[BEGIN Record extracts]
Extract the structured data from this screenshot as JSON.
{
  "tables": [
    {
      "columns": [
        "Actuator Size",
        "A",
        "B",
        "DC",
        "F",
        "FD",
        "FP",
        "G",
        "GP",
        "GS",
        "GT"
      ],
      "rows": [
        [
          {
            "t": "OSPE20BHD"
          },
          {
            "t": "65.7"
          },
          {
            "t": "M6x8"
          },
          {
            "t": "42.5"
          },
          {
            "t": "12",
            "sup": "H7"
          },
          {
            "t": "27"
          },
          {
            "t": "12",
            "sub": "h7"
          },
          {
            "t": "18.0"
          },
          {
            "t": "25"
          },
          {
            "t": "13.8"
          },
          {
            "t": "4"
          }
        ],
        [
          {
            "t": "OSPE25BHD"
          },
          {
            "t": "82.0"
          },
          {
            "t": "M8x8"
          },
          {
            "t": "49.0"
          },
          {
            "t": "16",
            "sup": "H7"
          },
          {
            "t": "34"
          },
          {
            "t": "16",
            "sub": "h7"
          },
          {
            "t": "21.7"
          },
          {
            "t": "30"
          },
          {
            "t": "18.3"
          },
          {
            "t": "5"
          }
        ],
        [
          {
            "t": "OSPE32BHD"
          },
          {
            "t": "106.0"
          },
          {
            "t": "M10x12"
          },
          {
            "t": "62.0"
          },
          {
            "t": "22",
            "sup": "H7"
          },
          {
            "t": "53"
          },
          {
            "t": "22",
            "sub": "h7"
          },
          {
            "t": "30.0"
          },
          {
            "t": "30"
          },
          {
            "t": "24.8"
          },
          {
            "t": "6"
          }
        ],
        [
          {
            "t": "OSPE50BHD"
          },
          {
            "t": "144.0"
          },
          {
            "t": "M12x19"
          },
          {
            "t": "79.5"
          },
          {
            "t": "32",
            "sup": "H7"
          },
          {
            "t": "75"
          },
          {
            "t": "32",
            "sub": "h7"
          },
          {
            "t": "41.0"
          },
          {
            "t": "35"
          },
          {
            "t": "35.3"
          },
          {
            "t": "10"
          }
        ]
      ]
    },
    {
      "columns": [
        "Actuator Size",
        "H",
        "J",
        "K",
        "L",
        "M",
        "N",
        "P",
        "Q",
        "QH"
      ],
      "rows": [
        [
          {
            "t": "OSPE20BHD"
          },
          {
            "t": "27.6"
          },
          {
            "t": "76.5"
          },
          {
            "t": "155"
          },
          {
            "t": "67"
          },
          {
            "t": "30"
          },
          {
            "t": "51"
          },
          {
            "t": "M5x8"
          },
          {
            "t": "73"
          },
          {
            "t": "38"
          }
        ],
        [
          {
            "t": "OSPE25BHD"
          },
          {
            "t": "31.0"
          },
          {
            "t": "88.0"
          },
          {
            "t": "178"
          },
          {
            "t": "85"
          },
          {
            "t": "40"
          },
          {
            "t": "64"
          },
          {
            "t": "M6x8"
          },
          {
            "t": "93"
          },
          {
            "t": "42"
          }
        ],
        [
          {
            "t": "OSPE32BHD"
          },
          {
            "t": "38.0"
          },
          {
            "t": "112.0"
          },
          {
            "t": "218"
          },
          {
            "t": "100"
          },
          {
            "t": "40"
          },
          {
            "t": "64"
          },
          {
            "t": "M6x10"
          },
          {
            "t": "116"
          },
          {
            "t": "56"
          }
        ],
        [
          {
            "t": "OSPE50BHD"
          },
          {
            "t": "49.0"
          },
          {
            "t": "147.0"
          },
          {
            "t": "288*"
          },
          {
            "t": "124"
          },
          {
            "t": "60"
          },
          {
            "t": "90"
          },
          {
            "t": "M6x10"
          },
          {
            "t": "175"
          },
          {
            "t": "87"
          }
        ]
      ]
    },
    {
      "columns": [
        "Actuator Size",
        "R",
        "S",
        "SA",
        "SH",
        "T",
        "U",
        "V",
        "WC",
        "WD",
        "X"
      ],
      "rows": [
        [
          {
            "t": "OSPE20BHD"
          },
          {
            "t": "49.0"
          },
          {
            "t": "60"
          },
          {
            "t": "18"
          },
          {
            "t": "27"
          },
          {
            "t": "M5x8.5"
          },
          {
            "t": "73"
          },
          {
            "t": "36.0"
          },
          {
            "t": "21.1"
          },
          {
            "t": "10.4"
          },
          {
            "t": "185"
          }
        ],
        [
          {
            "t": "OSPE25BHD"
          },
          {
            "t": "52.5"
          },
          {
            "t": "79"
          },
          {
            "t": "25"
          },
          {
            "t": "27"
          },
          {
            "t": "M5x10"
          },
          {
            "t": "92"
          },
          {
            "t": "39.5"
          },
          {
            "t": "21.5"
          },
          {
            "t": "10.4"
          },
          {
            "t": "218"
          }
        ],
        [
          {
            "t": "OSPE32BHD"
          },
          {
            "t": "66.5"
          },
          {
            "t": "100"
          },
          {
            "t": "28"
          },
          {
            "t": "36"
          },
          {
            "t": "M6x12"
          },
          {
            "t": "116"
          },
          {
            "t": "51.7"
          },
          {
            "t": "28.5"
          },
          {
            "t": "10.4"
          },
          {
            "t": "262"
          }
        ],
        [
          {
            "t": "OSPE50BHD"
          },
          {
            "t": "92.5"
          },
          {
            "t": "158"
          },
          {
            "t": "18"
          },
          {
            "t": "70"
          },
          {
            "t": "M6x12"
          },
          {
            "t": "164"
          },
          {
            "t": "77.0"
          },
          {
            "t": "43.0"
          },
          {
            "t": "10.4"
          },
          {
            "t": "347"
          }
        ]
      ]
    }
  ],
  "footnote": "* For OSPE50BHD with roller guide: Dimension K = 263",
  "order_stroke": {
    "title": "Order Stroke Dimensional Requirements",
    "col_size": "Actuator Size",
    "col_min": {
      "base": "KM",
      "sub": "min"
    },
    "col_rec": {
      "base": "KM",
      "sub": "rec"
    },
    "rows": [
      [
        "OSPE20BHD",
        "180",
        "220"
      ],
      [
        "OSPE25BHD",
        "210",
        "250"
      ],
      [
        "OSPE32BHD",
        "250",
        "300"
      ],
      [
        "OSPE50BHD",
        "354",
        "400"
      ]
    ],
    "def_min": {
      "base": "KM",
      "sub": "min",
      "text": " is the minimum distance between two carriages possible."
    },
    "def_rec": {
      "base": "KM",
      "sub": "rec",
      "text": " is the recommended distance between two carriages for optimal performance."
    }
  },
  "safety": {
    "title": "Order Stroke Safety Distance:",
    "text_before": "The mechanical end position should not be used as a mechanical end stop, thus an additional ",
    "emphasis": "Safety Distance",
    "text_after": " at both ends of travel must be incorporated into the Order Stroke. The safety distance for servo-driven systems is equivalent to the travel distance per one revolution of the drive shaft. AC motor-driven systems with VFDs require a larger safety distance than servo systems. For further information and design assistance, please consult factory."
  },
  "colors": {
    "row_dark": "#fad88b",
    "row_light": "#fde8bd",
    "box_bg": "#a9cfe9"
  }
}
[END Record extracts]
Search the listing for the string "between". Copy each line where it turns up.

      "text": " is the minimum distance between two carriages possible."
      "text": " is the recommended distance between two carriages for optimal performance."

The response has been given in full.